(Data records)
--- start ---

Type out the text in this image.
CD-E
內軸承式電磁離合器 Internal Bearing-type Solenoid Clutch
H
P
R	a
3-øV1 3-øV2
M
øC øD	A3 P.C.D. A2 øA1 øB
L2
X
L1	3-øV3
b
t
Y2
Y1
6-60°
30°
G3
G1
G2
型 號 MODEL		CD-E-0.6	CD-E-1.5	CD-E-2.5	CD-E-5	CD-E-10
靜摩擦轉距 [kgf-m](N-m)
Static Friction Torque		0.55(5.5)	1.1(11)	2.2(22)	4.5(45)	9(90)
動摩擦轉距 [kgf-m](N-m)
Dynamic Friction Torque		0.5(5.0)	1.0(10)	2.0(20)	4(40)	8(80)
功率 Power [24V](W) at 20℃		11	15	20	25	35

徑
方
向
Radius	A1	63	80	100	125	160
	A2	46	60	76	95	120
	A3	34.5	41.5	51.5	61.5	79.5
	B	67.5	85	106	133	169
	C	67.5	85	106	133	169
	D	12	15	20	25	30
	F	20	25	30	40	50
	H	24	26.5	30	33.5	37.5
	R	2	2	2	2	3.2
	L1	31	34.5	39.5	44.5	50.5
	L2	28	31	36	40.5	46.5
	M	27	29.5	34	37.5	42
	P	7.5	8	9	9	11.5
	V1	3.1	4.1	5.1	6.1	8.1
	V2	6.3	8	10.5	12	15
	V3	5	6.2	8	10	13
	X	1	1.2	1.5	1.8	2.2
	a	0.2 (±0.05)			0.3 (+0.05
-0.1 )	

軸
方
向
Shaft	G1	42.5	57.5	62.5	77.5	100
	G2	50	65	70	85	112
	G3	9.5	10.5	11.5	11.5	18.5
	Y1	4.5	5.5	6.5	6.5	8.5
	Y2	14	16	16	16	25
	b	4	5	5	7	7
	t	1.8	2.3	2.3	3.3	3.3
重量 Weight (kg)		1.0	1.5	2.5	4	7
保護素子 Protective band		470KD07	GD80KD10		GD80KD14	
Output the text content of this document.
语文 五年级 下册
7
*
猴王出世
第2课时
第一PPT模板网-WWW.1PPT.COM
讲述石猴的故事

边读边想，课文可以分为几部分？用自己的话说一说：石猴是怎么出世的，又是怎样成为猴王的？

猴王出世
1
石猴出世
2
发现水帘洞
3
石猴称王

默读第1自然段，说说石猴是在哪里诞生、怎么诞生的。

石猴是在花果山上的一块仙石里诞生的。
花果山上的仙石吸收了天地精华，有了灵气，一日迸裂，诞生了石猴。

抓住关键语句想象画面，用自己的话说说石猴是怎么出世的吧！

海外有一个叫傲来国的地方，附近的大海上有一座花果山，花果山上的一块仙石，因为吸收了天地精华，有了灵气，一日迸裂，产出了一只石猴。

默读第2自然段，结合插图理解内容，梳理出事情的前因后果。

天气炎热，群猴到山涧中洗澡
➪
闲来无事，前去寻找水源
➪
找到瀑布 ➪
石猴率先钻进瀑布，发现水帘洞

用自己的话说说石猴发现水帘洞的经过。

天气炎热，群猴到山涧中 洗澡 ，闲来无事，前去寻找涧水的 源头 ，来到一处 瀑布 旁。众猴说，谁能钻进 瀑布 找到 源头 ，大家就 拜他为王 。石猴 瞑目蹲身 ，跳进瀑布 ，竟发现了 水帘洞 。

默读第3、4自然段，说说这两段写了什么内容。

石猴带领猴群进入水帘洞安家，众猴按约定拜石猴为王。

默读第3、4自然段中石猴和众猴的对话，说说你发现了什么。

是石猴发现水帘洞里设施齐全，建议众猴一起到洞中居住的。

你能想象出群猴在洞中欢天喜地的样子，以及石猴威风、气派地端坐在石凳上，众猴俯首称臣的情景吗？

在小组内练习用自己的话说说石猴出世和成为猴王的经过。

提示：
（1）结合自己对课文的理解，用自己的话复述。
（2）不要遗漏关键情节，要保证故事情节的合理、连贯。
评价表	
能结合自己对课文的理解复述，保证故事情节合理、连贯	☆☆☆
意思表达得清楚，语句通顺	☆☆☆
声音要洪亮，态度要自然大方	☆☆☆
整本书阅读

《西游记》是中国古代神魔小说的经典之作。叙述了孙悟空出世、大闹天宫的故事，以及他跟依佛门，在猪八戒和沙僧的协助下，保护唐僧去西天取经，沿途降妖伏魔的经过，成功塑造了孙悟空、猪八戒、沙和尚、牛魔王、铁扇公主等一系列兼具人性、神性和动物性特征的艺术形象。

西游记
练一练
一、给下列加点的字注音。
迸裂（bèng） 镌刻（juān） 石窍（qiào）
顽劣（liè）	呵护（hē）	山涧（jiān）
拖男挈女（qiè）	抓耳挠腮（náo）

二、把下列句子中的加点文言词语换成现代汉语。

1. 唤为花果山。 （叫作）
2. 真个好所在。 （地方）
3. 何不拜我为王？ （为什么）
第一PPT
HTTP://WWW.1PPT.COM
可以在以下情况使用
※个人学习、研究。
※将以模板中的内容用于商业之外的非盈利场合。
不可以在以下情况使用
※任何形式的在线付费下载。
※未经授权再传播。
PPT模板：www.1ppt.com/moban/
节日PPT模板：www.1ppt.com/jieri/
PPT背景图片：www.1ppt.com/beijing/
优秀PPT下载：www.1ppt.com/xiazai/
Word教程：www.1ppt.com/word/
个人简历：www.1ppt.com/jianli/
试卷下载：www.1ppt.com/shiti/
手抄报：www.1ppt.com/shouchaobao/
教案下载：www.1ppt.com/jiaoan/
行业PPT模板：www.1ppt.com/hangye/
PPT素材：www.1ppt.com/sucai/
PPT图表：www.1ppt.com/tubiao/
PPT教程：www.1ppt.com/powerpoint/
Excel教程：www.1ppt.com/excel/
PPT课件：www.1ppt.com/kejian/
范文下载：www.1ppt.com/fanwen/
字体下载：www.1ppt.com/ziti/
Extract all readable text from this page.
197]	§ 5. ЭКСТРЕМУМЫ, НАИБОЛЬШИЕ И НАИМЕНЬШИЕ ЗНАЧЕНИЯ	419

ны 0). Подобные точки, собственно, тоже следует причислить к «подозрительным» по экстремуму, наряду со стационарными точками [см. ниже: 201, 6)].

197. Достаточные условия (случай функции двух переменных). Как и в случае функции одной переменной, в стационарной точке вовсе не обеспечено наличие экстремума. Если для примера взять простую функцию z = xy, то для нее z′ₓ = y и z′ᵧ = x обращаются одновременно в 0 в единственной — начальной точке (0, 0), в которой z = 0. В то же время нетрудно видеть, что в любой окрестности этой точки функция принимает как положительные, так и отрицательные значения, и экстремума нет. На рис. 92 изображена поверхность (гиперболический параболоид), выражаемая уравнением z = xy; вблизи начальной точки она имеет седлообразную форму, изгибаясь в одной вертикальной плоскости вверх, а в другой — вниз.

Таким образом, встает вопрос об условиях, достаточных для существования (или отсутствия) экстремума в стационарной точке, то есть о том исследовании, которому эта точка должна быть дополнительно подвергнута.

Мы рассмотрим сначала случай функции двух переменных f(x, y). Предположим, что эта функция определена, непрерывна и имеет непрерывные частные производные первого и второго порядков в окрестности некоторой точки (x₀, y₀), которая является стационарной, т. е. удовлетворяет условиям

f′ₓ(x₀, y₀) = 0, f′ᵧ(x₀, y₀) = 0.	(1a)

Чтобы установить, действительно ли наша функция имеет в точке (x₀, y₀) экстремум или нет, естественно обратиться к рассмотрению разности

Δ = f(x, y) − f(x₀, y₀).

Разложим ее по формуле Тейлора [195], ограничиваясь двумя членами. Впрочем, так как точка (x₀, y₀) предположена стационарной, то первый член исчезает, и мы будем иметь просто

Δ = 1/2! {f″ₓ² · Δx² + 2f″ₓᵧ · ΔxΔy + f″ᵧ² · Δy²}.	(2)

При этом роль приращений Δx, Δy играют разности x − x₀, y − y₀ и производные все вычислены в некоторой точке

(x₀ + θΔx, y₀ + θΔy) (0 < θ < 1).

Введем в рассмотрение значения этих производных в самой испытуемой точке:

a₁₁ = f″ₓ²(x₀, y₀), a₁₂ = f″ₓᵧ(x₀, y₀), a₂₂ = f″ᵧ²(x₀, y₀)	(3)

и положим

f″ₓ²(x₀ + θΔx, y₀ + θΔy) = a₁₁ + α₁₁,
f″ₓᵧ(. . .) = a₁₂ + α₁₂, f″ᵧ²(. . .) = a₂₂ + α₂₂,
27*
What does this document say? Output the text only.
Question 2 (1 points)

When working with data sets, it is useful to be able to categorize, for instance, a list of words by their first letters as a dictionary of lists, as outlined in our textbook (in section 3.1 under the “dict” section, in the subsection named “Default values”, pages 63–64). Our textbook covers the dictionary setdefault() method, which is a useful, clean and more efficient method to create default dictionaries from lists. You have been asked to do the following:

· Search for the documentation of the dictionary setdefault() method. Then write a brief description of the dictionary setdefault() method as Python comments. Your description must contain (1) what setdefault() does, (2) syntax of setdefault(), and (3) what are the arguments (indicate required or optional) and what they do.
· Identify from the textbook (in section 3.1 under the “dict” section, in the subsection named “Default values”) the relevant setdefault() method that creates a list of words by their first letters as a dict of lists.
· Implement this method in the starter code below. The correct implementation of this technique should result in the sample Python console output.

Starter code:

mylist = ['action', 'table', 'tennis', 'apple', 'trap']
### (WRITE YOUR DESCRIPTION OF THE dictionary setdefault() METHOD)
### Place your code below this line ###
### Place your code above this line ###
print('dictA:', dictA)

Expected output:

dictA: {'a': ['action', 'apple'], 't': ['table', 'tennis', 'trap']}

--- end ---

**What the exercise asks:**
Extract each line from the entries above that contains the string "闲来无事".

**Response for this exercise:**
闲来无事，前去寻找水源
天气炎热，群猴到山涧中 洗澡 ，闲来无事，前去寻找涧水的 源头 ，来到一处 瀑布 旁。众猴说，谁能钻进 瀑布 找到 源头 ，大家就 拜他为王 。石猴 瞑目蹲身 ，跳进瀑布 ，竟发现了 水帘洞 。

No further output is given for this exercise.